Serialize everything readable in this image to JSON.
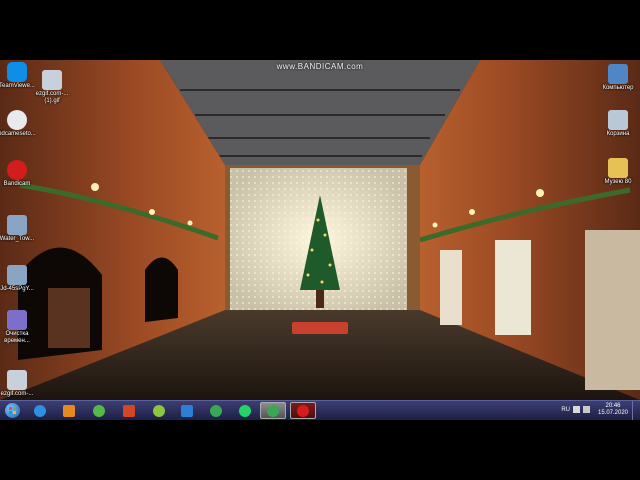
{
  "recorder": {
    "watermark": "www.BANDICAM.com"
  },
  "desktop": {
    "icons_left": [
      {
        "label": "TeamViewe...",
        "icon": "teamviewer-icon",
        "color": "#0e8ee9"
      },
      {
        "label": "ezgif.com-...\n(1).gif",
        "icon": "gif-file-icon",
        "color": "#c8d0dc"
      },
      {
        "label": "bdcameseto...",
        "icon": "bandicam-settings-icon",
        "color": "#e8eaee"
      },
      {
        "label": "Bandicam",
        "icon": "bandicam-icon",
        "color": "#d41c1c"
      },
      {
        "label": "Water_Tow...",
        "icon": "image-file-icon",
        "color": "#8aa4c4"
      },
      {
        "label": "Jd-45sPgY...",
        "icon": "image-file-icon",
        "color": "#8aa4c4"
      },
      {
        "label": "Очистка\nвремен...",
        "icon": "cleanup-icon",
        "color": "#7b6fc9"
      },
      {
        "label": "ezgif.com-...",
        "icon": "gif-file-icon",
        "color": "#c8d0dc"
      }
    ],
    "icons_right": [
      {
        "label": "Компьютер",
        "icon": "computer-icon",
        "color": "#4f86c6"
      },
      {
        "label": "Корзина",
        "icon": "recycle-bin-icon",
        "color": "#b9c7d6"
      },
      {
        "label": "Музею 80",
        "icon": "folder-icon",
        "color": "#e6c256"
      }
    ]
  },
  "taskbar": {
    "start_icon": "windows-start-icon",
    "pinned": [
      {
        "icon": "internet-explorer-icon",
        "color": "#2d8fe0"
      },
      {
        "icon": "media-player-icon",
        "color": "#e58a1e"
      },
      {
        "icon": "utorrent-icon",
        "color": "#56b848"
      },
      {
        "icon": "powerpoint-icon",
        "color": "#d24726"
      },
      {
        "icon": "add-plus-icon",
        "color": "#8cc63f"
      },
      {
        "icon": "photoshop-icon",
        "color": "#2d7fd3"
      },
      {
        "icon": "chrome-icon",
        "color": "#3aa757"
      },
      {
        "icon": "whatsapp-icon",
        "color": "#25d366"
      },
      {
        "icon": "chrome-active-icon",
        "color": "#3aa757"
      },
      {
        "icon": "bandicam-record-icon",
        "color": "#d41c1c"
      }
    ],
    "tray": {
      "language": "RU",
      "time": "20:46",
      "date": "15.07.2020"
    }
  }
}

▶ WORK TO COMPLETE
Leave out the pictures and return every record word for word.

▶ FINISHED TASK
Serialize everything readable in this image to JSON.
{
  "recorder": {
    "watermark": "www.BANDICAM.com"
  },
  "desktop": {
    "icons_left": [
      {
        "label": "TeamViewe...",
        "icon": "teamviewer-icon",
        "color": "#0e8ee9"
      },
      {
        "label": "ezgif.com-...\n(1).gif",
        "icon": "gif-file-icon",
        "color": "#c8d0dc"
      },
      {
        "label": "bdcameseto...",
        "icon": "bandicam-settings-icon",
        "color": "#e8eaee"
      },
      {
        "label": "Bandicam",
        "icon": "bandicam-icon",
        "color": "#d41c1c"
      },
      {
        "label": "Water_Tow...",
        "icon": "image-file-icon",
        "color": "#8aa4c4"
      },
      {
        "label": "Jd-45sPgY...",
        "icon": "image-file-icon",
        "color": "#8aa4c4"
      },
      {
        "label": "Очистка\nвремен...",
        "icon": "cleanup-icon",
        "color": "#7b6fc9"
      },
      {
        "label": "ezgif.com-...",
        "icon": "gif-file-icon",
        "color": "#c8d0dc"
      }
    ],
    "icons_right": [
      {
        "label": "Компьютер",
        "icon": "computer-icon",
        "color": "#4f86c6"
      },
      {
        "label": "Корзина",
        "icon": "recycle-bin-icon",
        "color": "#b9c7d6"
      },
      {
        "label": "Музею 80",
        "icon": "folder-icon",
        "color": "#e6c256"
      }
    ]
  },
  "taskbar": {
    "start_icon": "windows-start-icon",
    "pinned": [
      {
        "icon": "internet-explorer-icon",
        "color": "#2d8fe0"
      },
      {
        "icon": "media-player-icon",
        "color": "#e58a1e"
      },
      {
        "icon": "utorrent-icon",
        "color": "#56b848"
      },
      {
        "icon": "powerpoint-icon",
        "color": "#d24726"
      },
      {
        "icon": "add-plus-icon",
        "color": "#8cc63f"
      },
      {
        "icon": "photoshop-icon",
        "color": "#2d7fd3"
      },
      {
        "icon": "chrome-icon",
        "color": "#3aa757"
      },
      {
        "icon": "whatsapp-icon",
        "color": "#25d366"
      },
      {
        "icon": "chrome-active-icon",
        "color": "#3aa757"
      },
      {
        "icon": "bandicam-record-icon",
        "color": "#d41c1c"
      }
    ],
    "tray": {
      "language": "RU",
      "time": "20:46",
      "date": "15.07.2020"
    }
  }
}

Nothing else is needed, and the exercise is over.